> Data rows
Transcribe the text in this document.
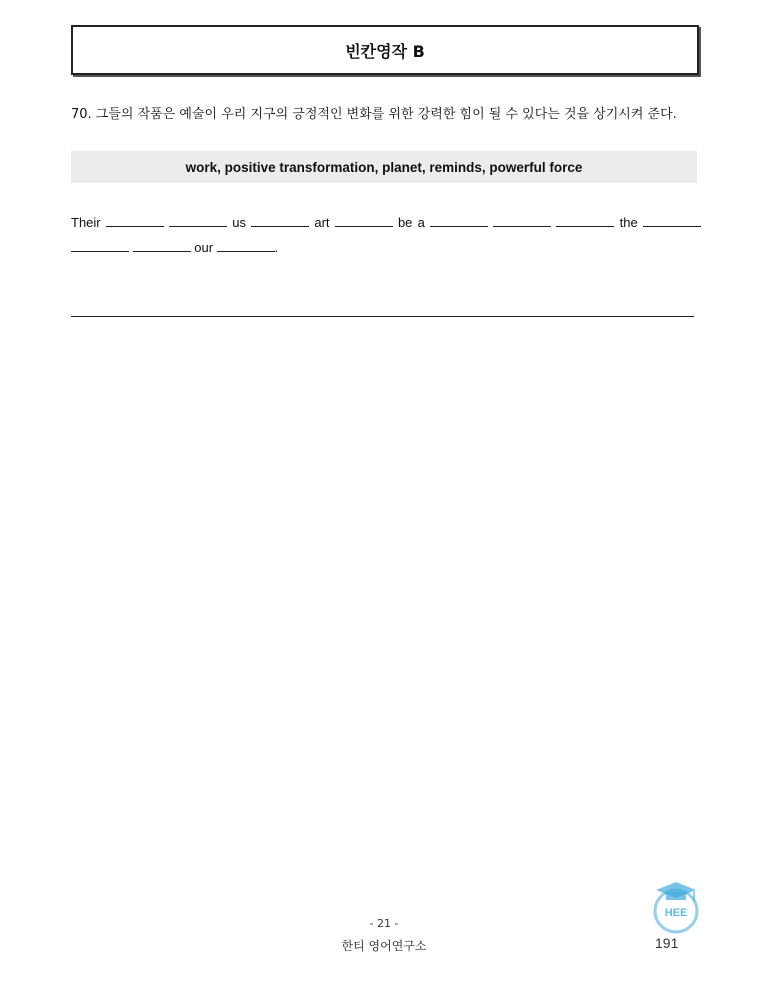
빈칸영작 B
70. 그들의 작품은 예술이 우리 지구의 긍정적인 변화를 위한 강력한 힘이 될 수 있다는 것을 상기시켜 준다.
work, positive transformation, planet, reminds, powerful force
Their	us	art	be a	the    our	.
- 21 -
한티 영어연구소	191
HEE
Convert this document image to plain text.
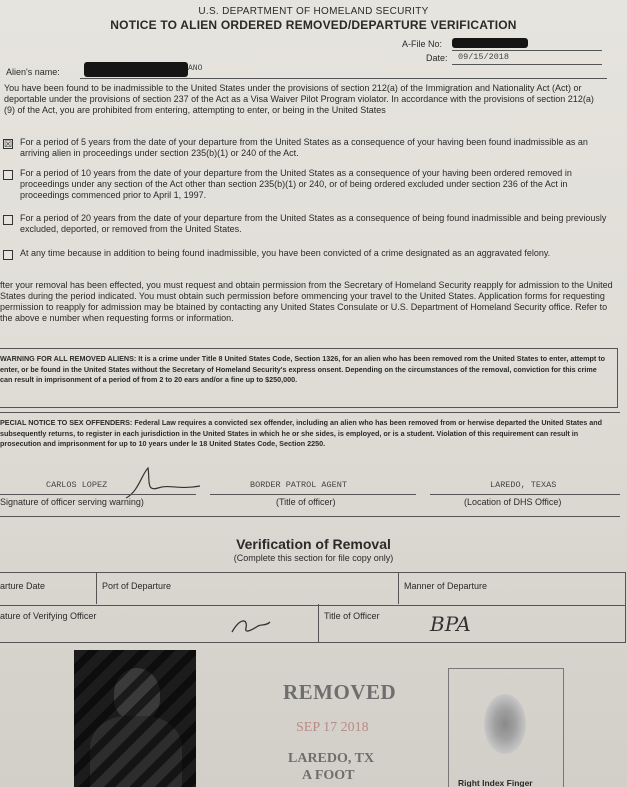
U.S. DEPARTMENT OF HOMELAND SECURITY
NOTICE TO ALIEN ORDERED REMOVED/DEPARTURE VERIFICATION
A-File No:
Date: 09/15/2018
Alien's name:	ANO
You have been found to be inadmissible to the United States under the provisions of section 212(a) of the Immigration and Nationality Act (Act) or deportable under the provisions of section 237 of the Act as a Visa Waiver Pilot Program violator. In accordance with the provisions of section 212(a)(9) of the Act, you are prohibited from entering, attempting to enter, or being in the United States
☒ For a period of 5 years from the date of your departure from the United States as a consequence of your having been found inadmissible as an arriving alien in proceedings under section 235(b)(1) or 240 of the Act.
For a period of 10 years from the date of your departure from the United States as a consequence of your having been ordered removed in proceedings under any section of the Act other than section 235(b)(1) or 240, or of being ordered excluded under section 236 of the Act in proceedings commenced prior to April 1, 1997.
For a period of 20 years from the date of your departure from the United States as a consequence of being found inadmissible and being previously excluded, deported, or removed from the United States.
At any time because in addition to being found inadmissible, you have been convicted of a crime designated as an aggravated felony.
fter your removal has been effected, you must request and obtain permission from the Secretary of Homeland Security reapply for admission to the United States during the period indicated. You must obtain such permission before ommencing your travel to the United States. Application forms for requesting permission to reapply for admission may be btained by contacting any United States Consulate or U.S. Department of Homeland Security office. Refer to the above e number when requesting forms or information.
WARNING FOR ALL REMOVED ALIENS: It is a crime under Title 8 United States Code, Section 1326, for an alien who has been removed rom the United States to enter, attempt to enter, or be found in the United States without the Secretary of Homeland Security's express onsent. Depending on the circumstances of the removal, conviction for this crime can result in imprisonment of a period of from 2 to 20 ears and/or a fine up to $250,000.
PECIAL NOTICE TO SEX OFFENDERS: Federal Law requires a convicted sex offender, including an alien who has been removed from or herwise departed the United States and subsequently returns, to register in each jurisdiction in the United States in which he or she sides, is employed, or is a student. Violation of this requirement can result in prosecution and imprisonment for up to 10 years under le 18 United States Code, Section 2250.
CARLOS LOPEZ
Signature of officer serving warning)
BORDER PATROL AGENT
(Title of officer)
LAREDO, TEXAS
(Location of DHS Office)
Verification of Removal
(Complete this section for file copy only)
arture Date	Port of Departure	Manner of Departure
ature of Verifying Officer	Title of Officer	BPA
REMOVED
SEP 17 2018
LAREDO, TX
A FOOT	Right Index Finger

> Work to do
Quote the records in their entirety, keeping the wording exact and excluding pictures.

> Finished task
Transcribe the text in this document.
빈칸영작 B
70. 그들의 작품은 예술이 우리 지구의 긍정적인 변화를 위한 강력한 힘이 될 수 있다는 것을 상기시켜 준다.
work, positive transformation, planet, reminds, powerful force
Their	us	art	be a	the    our	.
- 21 -
한티 영어연구소	191
HEE
Convert this document image to plain text.
U.S. DEPARTMENT OF HOMELAND SECURITY
NOTICE TO ALIEN ORDERED REMOVED/DEPARTURE VERIFICATION
A-File No:
Date: 09/15/2018
Alien's name:	ANO
You have been found to be inadmissible to the United States under the provisions of section 212(a) of the Immigration and Nationality Act (Act) or deportable under the provisions of section 237 of the Act as a Visa Waiver Pilot Program violator. In accordance with the provisions of section 212(a)(9) of the Act, you are prohibited from entering, attempting to enter, or being in the United States
☒ For a period of 5 years from the date of your departure from the United States as a consequence of your having been found inadmissible as an arriving alien in proceedings under section 235(b)(1) or 240 of the Act.
For a period of 10 years from the date of your departure from the United States as a consequence of your having been ordered removed in proceedings under any section of the Act other than section 235(b)(1) or 240, or of being ordered excluded under section 236 of the Act in proceedings commenced prior to April 1, 1997.
For a period of 20 years from the date of your departure from the United States as a consequence of being found inadmissible and being previously excluded, deported, or removed from the United States.
At any time because in addition to being found inadmissible, you have been convicted of a crime designated as an aggravated felony.
fter your removal has been effected, you must request and obtain permission from the Secretary of Homeland Security reapply for admission to the United States during the period indicated. You must obtain such permission before ommencing your travel to the United States. Application forms for requesting permission to reapply for admission may be btained by contacting any United States Consulate or U.S. Department of Homeland Security office. Refer to the above e number when requesting forms or information.
WARNING FOR ALL REMOVED ALIENS: It is a crime under Title 8 United States Code, Section 1326, for an alien who has been removed rom the United States to enter, attempt to enter, or be found in the United States without the Secretary of Homeland Security's express onsent. Depending on the circumstances of the removal, conviction for this crime can result in imprisonment of a period of from 2 to 20 ears and/or a fine up to $250,000.
PECIAL NOTICE TO SEX OFFENDERS: Federal Law requires a convicted sex offender, including an alien who has been removed from or herwise departed the United States and subsequently returns, to register in each jurisdiction in the United States in which he or she sides, is employed, or is a student. Violation of this requirement can result in prosecution and imprisonment for up to 10 years under le 18 United States Code, Section 2250.
CARLOS LOPEZ
Signature of officer serving warning)
BORDER PATROL AGENT
(Title of officer)
LAREDO, TEXAS
(Location of DHS Office)
Verification of Removal
(Complete this section for file copy only)
arture Date	Port of Departure	Manner of Departure
ature of Verifying Officer	Title of Officer	BPA
REMOVED
SEP 17 2018
LAREDO, TX
A FOOT	Right Index Finger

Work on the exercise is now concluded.